▶ [Problem to solve]: In the listing below, locate the lines that hold "this" and copy them.

▶ [Given records]:
++++++

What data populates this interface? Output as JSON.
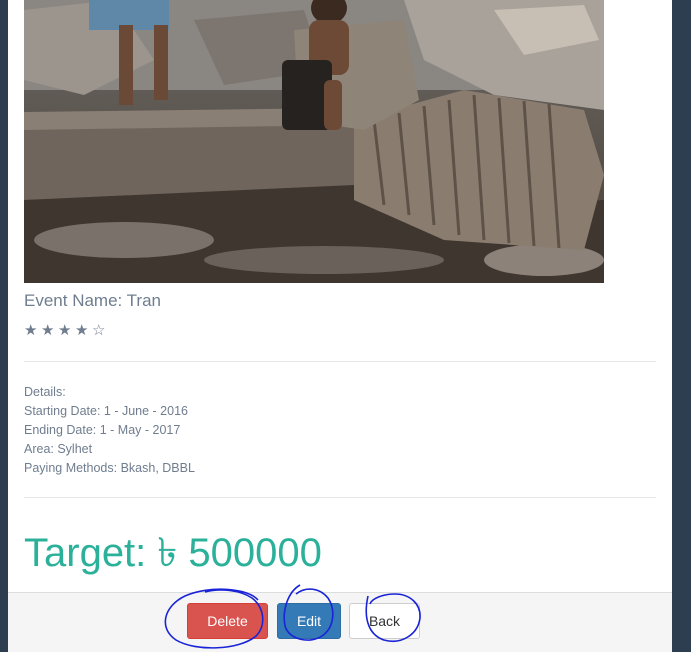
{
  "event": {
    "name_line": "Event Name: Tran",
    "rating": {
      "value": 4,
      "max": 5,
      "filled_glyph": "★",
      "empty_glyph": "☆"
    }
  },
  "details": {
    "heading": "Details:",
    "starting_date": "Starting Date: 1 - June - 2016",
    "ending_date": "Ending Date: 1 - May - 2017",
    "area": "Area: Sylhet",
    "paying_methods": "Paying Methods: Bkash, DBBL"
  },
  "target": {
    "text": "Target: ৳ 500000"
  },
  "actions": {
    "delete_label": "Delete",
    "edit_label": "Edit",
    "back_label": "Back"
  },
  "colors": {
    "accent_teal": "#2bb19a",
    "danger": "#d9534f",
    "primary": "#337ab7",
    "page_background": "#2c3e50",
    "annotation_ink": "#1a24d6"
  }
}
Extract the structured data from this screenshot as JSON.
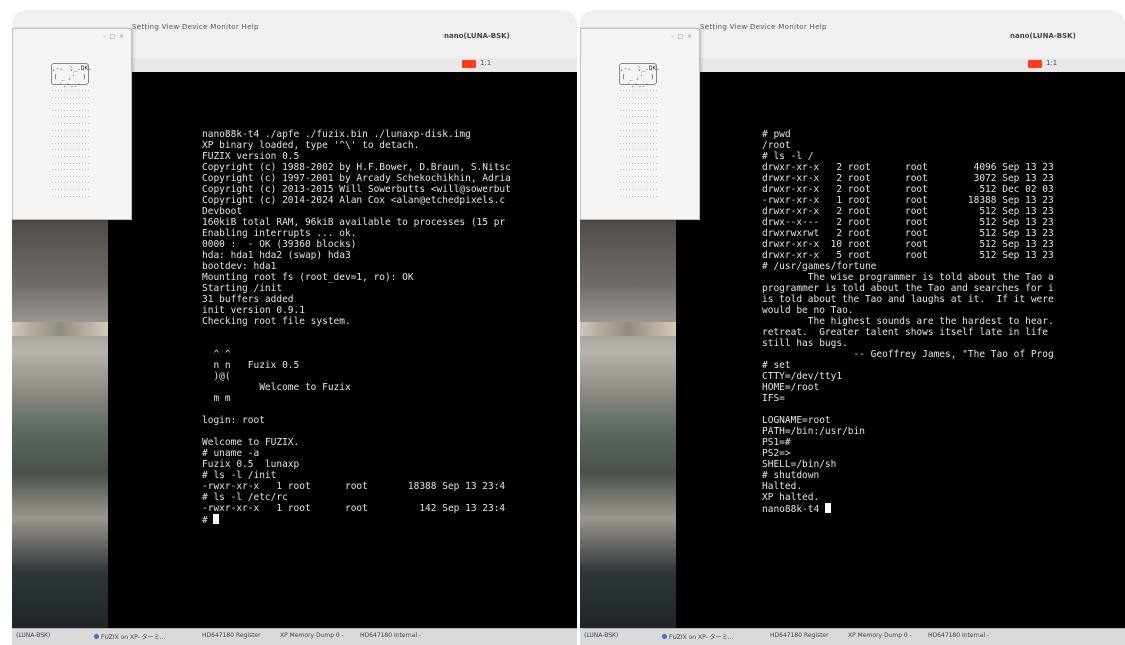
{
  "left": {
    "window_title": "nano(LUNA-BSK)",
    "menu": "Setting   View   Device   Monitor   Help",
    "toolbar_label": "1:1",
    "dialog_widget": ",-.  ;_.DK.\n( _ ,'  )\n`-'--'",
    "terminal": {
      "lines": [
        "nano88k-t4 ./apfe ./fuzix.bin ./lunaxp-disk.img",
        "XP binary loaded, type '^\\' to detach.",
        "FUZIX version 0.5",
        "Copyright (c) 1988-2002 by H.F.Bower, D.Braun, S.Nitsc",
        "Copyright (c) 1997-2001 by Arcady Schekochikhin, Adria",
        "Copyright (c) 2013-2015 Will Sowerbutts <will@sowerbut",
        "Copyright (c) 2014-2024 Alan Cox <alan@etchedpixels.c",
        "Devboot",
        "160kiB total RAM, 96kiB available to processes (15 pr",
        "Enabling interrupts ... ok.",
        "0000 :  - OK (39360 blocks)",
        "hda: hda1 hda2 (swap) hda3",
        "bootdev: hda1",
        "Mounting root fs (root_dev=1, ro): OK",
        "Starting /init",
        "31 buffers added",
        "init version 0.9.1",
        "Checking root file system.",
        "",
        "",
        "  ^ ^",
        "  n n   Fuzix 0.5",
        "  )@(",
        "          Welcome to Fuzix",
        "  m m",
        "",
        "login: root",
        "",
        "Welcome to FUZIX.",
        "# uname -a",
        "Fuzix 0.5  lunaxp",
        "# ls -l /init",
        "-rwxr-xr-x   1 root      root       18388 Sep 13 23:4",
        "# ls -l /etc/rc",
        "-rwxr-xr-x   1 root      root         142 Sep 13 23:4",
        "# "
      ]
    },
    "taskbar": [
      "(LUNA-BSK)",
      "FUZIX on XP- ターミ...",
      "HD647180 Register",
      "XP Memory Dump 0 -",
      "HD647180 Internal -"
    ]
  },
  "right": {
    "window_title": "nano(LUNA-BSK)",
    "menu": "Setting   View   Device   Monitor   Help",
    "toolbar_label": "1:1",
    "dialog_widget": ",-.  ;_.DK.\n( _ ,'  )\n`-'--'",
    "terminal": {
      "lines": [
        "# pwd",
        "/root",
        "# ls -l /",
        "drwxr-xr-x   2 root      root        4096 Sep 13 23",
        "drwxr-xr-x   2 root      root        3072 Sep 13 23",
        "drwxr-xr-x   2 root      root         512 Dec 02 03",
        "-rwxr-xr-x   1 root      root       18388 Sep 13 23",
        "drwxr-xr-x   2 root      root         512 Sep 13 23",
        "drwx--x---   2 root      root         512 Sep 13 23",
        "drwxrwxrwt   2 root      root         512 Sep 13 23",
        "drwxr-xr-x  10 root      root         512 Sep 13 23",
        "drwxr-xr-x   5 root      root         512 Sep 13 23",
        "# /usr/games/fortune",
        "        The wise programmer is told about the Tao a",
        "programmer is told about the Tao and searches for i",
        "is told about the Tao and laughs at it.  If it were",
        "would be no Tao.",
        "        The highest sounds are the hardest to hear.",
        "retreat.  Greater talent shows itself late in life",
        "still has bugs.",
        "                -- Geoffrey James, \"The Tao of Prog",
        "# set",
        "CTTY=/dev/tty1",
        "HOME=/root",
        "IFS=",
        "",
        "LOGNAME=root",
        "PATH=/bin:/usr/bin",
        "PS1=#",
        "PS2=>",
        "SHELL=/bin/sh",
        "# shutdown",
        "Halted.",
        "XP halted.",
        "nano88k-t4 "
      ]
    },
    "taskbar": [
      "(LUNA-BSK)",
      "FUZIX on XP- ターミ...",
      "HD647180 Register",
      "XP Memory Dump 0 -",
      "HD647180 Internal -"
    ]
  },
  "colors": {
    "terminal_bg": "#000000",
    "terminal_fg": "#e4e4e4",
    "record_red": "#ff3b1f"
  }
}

++++++

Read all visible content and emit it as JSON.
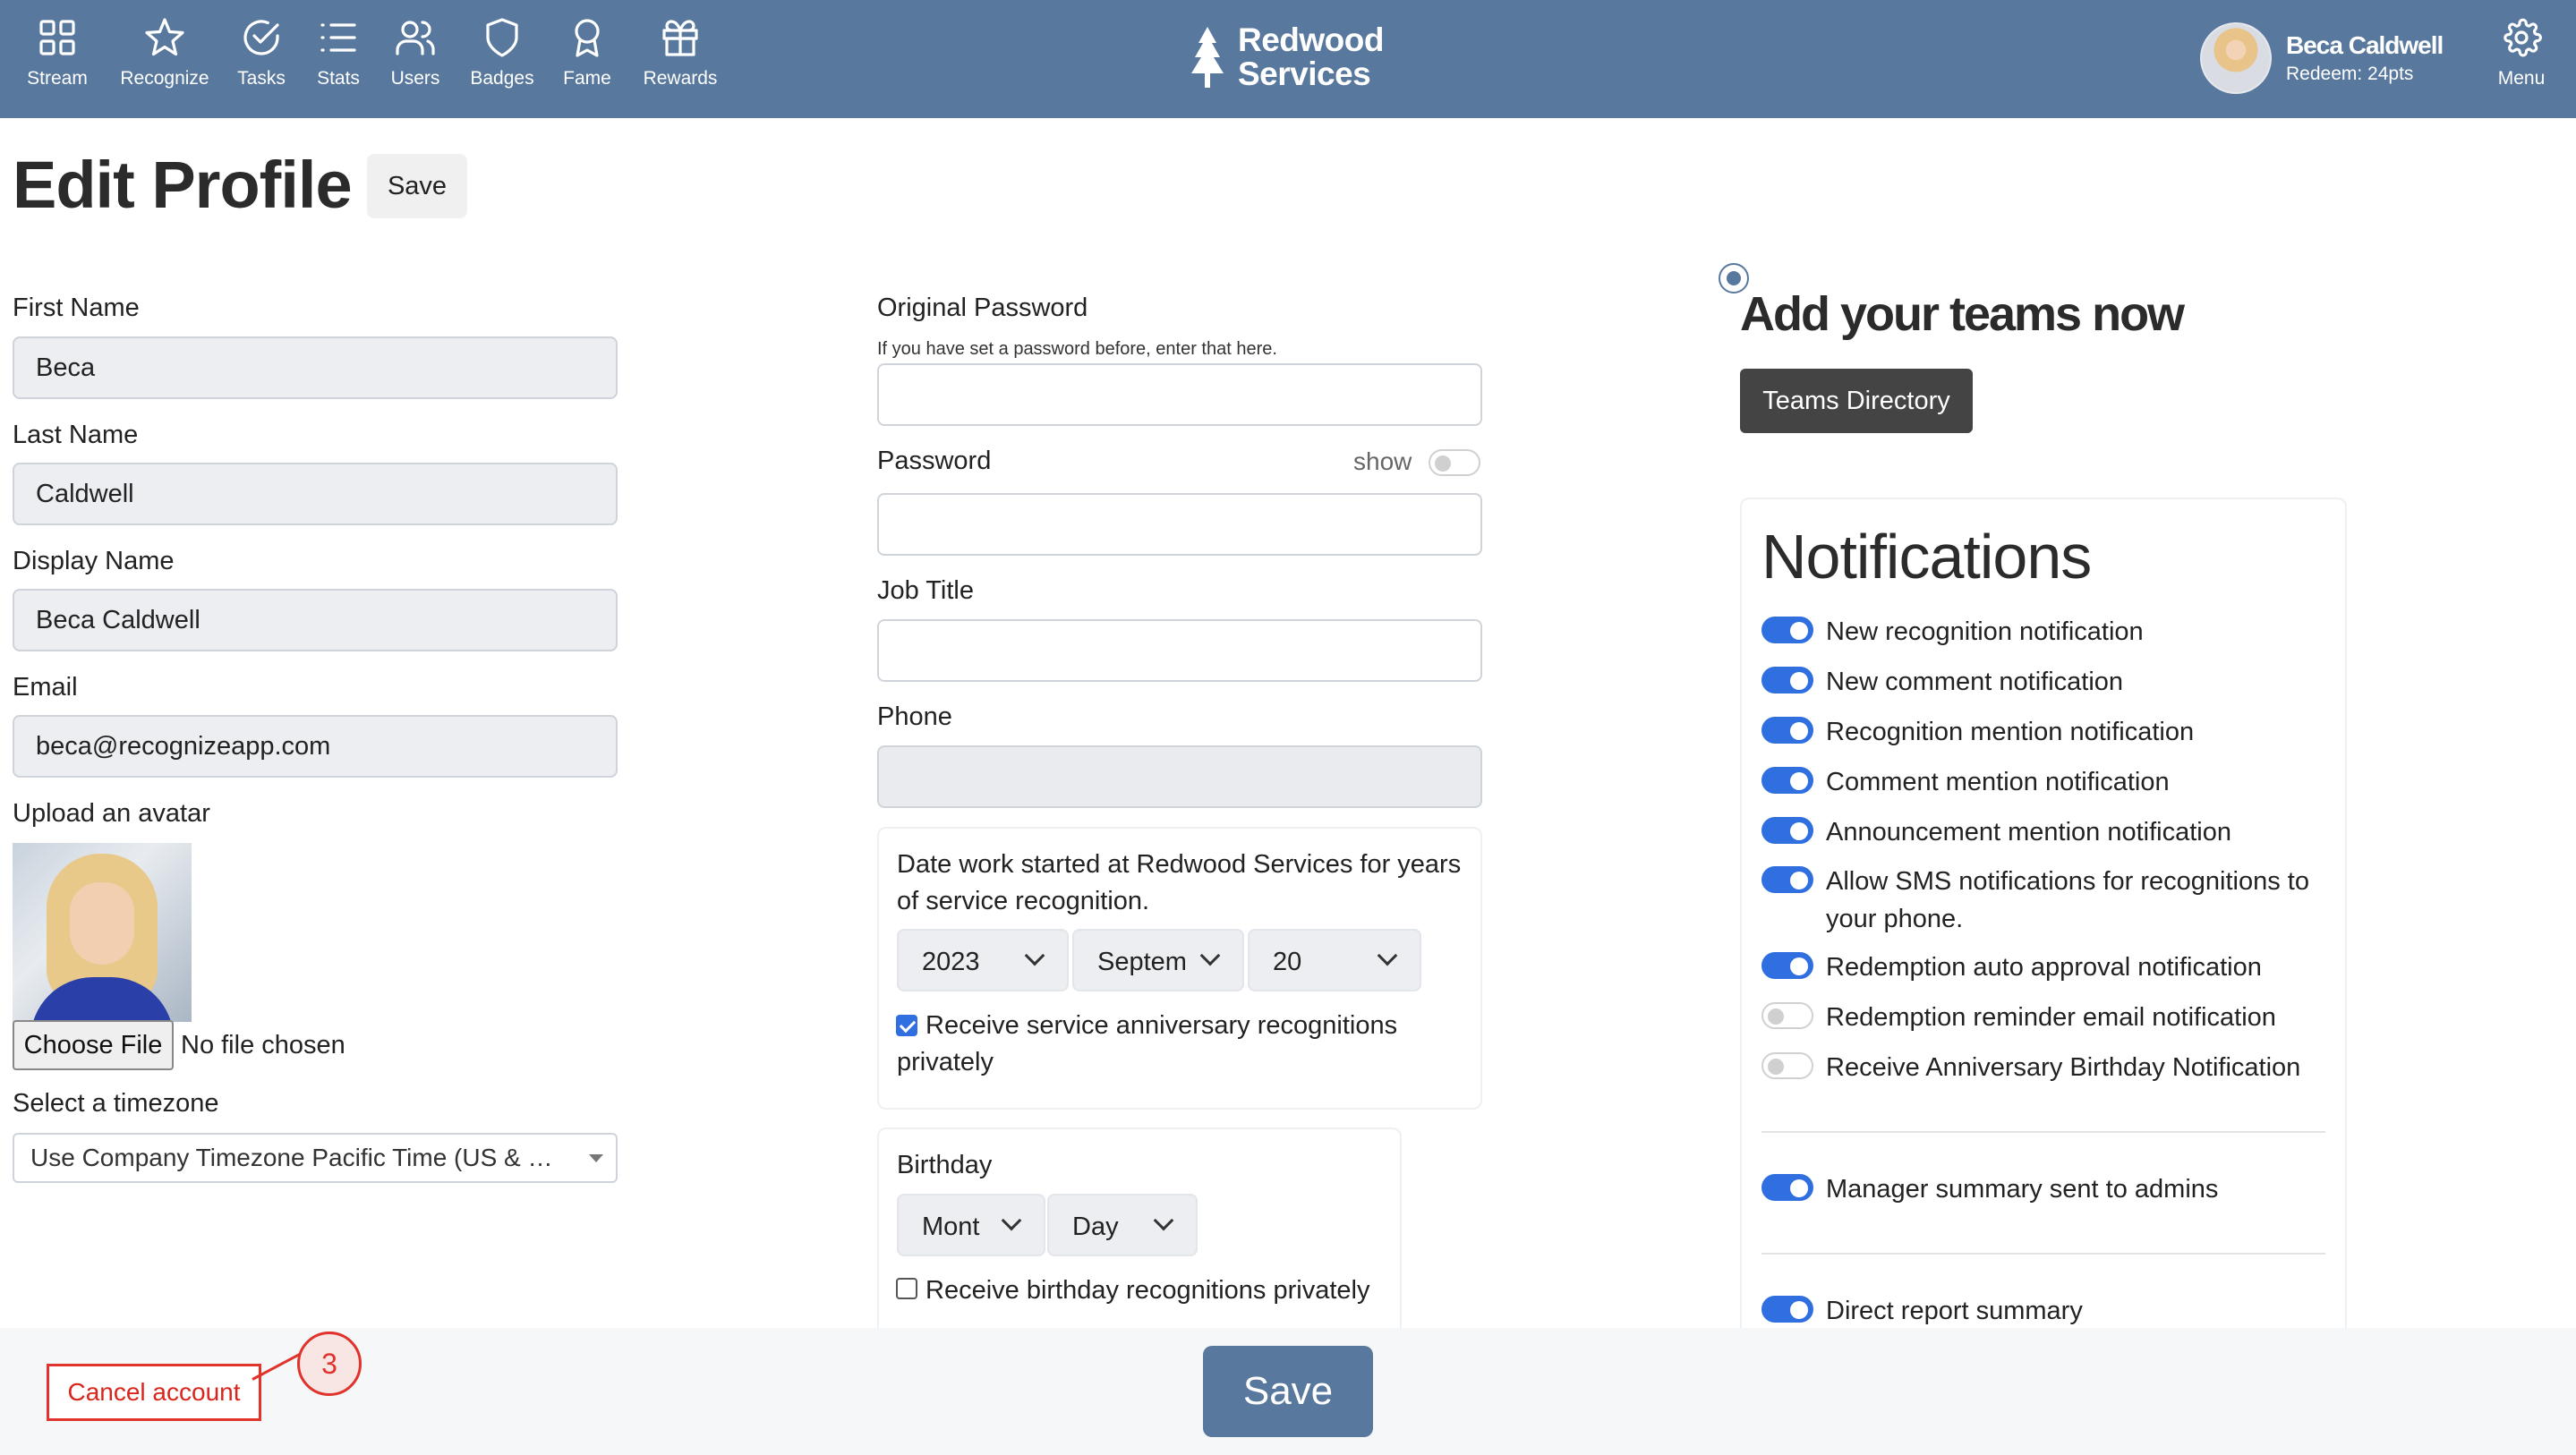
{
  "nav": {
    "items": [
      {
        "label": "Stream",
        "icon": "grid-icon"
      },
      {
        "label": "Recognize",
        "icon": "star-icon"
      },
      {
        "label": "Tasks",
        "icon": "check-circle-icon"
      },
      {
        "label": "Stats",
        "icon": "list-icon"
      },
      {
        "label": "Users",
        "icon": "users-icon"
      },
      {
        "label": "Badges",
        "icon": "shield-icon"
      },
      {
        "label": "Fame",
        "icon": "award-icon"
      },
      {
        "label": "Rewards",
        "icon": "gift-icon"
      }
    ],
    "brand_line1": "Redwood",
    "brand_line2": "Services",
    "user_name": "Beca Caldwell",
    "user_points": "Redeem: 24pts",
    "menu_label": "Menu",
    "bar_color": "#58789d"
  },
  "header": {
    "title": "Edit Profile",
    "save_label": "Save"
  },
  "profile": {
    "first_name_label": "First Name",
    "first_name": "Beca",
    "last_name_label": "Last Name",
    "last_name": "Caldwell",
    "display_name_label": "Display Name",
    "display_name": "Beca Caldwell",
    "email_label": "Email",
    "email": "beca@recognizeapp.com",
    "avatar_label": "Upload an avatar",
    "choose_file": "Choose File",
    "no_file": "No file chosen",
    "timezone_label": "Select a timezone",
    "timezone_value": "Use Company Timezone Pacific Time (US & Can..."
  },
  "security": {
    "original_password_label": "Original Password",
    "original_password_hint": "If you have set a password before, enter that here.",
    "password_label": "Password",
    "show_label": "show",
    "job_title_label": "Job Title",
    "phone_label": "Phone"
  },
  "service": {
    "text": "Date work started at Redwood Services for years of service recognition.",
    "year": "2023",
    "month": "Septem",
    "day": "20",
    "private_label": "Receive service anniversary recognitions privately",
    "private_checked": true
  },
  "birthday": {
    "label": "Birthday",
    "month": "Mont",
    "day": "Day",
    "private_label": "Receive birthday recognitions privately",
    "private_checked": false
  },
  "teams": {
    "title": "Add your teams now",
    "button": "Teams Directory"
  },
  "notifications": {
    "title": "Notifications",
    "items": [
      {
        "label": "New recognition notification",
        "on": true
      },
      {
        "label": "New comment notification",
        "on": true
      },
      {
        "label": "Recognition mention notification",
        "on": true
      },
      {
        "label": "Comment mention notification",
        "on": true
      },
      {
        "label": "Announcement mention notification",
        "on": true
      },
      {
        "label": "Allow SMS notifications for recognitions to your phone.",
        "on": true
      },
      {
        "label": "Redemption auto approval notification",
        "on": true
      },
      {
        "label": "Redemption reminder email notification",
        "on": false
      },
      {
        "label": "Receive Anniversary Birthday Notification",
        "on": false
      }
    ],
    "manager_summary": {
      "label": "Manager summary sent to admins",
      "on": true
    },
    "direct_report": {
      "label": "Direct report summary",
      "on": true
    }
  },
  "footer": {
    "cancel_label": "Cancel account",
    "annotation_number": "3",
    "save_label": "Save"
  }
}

++++++

▶ [Output of the task]:
What data populates this interface? Output as JSON.
Extract the structured data from this screenshot as JSON.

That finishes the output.